Copy every line, leaving nothing out and adding nothing.

** THE DATA **
»»
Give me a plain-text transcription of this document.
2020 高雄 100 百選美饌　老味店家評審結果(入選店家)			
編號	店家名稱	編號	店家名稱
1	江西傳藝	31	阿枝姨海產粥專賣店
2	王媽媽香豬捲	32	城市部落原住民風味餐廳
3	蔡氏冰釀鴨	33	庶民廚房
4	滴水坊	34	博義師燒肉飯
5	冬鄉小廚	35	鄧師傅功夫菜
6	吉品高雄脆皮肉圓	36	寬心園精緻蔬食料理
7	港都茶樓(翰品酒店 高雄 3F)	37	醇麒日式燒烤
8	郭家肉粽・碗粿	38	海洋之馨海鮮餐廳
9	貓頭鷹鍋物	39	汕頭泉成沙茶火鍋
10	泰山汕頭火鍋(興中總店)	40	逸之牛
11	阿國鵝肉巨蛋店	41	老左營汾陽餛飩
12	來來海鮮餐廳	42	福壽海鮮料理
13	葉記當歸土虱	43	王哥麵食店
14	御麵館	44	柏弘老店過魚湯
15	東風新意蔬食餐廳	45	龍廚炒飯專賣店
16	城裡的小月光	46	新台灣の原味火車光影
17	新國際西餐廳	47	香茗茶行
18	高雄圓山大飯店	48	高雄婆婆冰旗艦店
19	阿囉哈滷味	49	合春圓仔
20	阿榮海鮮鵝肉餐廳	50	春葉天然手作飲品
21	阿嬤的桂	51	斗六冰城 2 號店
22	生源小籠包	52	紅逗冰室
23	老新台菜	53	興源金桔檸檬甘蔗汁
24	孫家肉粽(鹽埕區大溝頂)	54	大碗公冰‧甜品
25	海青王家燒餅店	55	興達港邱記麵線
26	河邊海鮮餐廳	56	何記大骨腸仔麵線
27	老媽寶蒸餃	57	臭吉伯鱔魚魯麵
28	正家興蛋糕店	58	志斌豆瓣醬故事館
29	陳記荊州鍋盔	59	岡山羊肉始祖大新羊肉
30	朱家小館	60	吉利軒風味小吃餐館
««
** COMPLETE RESPONSE **
Give me a plain-text transcription of this document.
2020 高雄 100 百選美饌　老味店家評審結果(入選店家)			
編號	店家名稱	編號	店家名稱
1	江西傳藝	31	阿枝姨海產粥專賣店
2	王媽媽香豬捲	32	城市部落原住民風味餐廳
3	蔡氏冰釀鴨	33	庶民廚房
4	滴水坊	34	博義師燒肉飯
5	冬鄉小廚	35	鄧師傅功夫菜
6	吉品高雄脆皮肉圓	36	寬心園精緻蔬食料理
7	港都茶樓(翰品酒店 高雄 3F)	37	醇麒日式燒烤
8	郭家肉粽・碗粿	38	海洋之馨海鮮餐廳
9	貓頭鷹鍋物	39	汕頭泉成沙茶火鍋
10	泰山汕頭火鍋(興中總店)	40	逸之牛
11	阿國鵝肉巨蛋店	41	老左營汾陽餛飩
12	來來海鮮餐廳	42	福壽海鮮料理
13	葉記當歸土虱	43	王哥麵食店
14	御麵館	44	柏弘老店過魚湯
15	東風新意蔬食餐廳	45	龍廚炒飯專賣店
16	城裡的小月光	46	新台灣の原味火車光影
17	新國際西餐廳	47	香茗茶行
18	高雄圓山大飯店	48	高雄婆婆冰旗艦店
19	阿囉哈滷味	49	合春圓仔
20	阿榮海鮮鵝肉餐廳	50	春葉天然手作飲品
21	阿嬤的桂	51	斗六冰城 2 號店
22	生源小籠包	52	紅逗冰室
23	老新台菜	53	興源金桔檸檬甘蔗汁
24	孫家肉粽(鹽埕區大溝頂)	54	大碗公冰‧甜品
25	海青王家燒餅店	55	興達港邱記麵線
26	河邊海鮮餐廳	56	何記大骨腸仔麵線
27	老媽寶蒸餃	57	臭吉伯鱔魚魯麵
28	正家興蛋糕店	58	志斌豆瓣醬故事館
29	陳記荊州鍋盔	59	岡山羊肉始祖大新羊肉
30	朱家小館	60	吉利軒風味小吃餐館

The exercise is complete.